OBJECTIVE: From the entries below, please gather each line containing the string "subtitle".

[Stored data entries]
==================================================

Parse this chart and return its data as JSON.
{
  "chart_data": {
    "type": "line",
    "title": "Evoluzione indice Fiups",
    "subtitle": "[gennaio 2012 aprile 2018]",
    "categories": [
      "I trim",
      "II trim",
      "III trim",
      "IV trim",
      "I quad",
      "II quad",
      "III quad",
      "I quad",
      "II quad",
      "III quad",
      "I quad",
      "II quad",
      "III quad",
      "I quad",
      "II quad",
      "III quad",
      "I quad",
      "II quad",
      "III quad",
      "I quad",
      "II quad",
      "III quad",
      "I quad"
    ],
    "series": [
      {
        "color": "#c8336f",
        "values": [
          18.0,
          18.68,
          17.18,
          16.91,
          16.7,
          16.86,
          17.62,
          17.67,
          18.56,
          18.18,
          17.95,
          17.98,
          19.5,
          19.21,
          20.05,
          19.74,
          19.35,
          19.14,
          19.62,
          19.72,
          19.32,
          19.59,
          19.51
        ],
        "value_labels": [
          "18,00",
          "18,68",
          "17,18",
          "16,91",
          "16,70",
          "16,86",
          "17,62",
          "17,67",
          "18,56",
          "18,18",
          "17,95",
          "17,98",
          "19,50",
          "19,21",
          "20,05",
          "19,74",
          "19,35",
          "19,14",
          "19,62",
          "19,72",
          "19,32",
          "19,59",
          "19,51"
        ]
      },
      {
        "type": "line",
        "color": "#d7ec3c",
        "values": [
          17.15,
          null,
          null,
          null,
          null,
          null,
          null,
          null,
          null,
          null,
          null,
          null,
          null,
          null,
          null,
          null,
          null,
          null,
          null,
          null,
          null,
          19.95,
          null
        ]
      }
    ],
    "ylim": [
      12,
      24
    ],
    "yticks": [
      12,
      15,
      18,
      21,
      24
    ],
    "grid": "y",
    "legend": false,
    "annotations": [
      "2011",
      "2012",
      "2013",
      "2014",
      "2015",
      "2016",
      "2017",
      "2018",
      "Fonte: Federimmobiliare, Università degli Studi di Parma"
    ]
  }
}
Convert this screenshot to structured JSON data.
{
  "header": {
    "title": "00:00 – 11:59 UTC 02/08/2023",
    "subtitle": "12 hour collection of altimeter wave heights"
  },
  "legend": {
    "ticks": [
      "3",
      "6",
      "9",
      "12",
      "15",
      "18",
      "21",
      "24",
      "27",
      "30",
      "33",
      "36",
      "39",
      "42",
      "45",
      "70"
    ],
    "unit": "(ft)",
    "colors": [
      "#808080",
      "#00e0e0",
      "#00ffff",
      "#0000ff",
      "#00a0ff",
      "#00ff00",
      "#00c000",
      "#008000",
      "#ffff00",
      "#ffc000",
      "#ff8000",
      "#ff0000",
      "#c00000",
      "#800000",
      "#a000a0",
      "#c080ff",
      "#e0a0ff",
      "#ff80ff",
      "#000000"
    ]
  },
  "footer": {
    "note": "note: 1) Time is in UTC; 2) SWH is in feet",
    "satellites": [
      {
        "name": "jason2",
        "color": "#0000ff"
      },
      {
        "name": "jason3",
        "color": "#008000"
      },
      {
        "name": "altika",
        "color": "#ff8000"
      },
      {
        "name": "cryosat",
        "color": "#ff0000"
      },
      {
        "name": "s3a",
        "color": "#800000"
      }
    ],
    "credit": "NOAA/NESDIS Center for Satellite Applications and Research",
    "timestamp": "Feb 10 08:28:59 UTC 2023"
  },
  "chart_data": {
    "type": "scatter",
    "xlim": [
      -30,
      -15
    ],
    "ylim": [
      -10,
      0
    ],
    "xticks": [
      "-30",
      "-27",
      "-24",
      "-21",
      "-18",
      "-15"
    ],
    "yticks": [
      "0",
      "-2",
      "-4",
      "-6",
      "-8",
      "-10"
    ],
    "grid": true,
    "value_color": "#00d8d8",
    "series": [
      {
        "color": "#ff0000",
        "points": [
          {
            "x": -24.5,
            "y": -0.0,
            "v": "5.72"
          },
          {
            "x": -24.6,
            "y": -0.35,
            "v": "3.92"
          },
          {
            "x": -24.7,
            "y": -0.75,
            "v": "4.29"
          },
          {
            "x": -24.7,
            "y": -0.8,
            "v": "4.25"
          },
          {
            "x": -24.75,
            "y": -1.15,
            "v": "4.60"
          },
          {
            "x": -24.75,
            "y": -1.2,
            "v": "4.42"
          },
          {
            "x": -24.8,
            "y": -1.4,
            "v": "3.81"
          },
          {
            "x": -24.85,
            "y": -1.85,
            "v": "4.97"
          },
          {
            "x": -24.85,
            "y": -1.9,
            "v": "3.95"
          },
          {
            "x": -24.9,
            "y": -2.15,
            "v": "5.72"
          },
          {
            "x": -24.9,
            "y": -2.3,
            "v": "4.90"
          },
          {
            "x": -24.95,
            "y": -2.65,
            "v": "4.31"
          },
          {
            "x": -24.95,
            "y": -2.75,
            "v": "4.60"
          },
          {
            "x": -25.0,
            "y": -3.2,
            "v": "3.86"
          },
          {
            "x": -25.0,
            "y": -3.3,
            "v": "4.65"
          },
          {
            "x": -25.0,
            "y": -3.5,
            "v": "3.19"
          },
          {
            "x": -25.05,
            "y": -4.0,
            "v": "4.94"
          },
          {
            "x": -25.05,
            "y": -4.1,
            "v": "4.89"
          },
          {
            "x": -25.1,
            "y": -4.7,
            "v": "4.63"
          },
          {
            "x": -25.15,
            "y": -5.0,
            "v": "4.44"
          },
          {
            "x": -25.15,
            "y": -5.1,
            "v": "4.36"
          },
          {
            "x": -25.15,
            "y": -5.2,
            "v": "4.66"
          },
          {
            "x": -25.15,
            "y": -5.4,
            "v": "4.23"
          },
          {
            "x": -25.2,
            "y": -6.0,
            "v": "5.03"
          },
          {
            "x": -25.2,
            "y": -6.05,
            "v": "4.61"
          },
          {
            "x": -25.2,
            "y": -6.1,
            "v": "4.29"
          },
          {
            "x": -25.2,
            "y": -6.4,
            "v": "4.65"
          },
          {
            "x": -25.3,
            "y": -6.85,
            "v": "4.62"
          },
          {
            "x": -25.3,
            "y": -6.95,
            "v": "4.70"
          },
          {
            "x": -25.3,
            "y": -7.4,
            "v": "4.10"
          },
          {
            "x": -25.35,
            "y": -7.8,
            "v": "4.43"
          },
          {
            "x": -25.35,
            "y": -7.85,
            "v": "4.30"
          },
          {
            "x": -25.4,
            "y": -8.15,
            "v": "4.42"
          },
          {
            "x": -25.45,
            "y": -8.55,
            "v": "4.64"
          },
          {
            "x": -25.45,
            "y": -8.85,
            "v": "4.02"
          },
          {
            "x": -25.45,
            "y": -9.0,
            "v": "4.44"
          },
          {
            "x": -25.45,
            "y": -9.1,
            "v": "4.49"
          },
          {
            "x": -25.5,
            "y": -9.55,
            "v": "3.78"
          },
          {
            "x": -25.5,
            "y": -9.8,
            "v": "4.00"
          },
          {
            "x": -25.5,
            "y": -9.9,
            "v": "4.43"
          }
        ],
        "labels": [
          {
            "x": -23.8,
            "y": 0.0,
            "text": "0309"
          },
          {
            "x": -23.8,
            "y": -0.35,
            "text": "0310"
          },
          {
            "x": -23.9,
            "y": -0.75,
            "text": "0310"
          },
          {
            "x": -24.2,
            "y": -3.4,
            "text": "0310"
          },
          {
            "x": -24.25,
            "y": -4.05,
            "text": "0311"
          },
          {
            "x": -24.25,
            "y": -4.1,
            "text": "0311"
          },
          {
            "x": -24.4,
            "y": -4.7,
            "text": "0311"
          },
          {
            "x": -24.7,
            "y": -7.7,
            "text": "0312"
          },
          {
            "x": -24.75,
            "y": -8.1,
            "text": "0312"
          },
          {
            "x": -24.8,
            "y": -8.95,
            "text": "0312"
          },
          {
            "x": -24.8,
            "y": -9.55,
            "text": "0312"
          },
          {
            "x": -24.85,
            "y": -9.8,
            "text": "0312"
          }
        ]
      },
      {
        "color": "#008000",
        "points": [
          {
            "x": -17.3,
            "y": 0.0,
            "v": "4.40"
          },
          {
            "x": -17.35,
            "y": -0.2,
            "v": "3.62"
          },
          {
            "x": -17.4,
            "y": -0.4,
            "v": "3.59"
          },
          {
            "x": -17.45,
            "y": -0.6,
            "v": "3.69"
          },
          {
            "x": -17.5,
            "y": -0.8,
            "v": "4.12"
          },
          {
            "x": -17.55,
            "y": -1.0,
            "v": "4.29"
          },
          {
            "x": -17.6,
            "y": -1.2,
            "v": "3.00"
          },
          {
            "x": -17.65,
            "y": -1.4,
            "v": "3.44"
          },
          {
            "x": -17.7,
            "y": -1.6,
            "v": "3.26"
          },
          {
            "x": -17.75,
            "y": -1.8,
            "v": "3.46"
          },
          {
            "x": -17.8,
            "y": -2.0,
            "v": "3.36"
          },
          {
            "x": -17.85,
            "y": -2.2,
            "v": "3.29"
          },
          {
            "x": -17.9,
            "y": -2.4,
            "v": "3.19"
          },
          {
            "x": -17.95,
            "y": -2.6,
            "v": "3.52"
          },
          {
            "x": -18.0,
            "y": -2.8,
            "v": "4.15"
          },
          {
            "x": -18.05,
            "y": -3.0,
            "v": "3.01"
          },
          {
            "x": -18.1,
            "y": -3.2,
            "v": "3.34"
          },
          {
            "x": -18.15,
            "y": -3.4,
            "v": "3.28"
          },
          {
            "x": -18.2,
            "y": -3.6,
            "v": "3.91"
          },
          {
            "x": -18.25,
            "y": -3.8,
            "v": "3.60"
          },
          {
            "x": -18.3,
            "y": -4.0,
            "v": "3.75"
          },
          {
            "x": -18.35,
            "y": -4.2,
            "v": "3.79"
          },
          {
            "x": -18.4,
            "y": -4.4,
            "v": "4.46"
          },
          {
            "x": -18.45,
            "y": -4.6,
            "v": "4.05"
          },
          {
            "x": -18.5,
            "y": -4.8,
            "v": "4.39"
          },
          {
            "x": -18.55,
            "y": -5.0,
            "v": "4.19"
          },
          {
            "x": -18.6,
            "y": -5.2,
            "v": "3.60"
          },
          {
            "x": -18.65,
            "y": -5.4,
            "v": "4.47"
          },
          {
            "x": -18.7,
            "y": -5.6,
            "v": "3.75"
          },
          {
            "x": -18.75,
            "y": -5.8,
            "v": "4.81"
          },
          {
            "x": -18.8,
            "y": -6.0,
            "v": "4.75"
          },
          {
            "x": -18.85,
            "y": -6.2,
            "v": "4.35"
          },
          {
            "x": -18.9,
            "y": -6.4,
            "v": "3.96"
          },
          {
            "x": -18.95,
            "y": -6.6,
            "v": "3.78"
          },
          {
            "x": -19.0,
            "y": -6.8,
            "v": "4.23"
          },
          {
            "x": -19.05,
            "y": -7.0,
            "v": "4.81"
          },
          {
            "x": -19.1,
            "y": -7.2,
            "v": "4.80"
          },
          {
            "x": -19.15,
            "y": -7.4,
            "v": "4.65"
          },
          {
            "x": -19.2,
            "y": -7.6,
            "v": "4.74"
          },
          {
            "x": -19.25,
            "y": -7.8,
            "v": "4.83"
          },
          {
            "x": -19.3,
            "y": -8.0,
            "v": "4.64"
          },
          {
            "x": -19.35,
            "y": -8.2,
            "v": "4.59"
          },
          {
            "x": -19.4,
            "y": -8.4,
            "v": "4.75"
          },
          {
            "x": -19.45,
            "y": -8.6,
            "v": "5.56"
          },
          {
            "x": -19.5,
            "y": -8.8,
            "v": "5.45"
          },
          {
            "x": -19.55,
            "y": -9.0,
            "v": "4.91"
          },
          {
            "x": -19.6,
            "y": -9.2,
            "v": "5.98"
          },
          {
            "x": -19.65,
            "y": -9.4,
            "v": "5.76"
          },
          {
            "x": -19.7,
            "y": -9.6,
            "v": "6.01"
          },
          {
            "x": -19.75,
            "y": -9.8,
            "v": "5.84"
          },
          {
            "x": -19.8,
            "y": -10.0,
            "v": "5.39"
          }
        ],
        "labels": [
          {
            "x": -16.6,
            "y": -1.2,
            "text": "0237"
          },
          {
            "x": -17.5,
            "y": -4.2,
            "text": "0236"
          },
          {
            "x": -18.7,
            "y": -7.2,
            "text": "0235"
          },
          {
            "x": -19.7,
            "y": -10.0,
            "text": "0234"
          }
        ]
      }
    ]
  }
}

==================================================

SOLUTION BELOW:
    "subtitle": "[gennaio 2012 aprile 2018]",
    "subtitle": "12 hour collection of altimeter wave heights"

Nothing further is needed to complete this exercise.